### TASK TO CARRY OUT
Answer with nothing but the number of lines that include the word "color".

┌────────

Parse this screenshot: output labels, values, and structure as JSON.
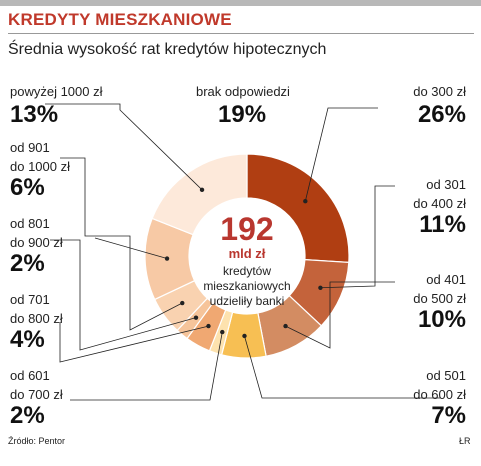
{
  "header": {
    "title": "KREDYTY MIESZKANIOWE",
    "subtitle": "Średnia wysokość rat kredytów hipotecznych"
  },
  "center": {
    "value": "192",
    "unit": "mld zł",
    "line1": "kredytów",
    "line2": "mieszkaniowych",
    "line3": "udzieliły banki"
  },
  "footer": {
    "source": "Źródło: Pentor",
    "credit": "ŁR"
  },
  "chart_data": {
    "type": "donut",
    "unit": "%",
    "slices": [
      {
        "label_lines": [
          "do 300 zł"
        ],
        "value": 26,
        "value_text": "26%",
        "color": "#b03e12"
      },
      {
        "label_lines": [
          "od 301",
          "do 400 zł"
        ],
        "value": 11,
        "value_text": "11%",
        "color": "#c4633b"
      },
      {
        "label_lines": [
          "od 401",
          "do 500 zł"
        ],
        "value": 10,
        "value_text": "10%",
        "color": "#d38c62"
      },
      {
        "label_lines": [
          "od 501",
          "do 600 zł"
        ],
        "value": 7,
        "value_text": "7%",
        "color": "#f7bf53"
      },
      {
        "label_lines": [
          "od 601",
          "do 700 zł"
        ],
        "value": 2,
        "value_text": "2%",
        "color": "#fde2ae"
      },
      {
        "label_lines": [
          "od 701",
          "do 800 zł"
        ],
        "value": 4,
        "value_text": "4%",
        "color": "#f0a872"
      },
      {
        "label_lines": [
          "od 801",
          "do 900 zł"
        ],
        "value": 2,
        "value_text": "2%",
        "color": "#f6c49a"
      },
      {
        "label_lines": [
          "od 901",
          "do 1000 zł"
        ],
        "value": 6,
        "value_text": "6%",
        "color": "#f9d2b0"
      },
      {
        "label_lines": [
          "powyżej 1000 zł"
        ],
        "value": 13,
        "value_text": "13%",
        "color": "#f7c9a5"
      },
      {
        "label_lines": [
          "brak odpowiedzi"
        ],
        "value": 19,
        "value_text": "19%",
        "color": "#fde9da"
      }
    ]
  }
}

└────────

### FULL SOLUTION
10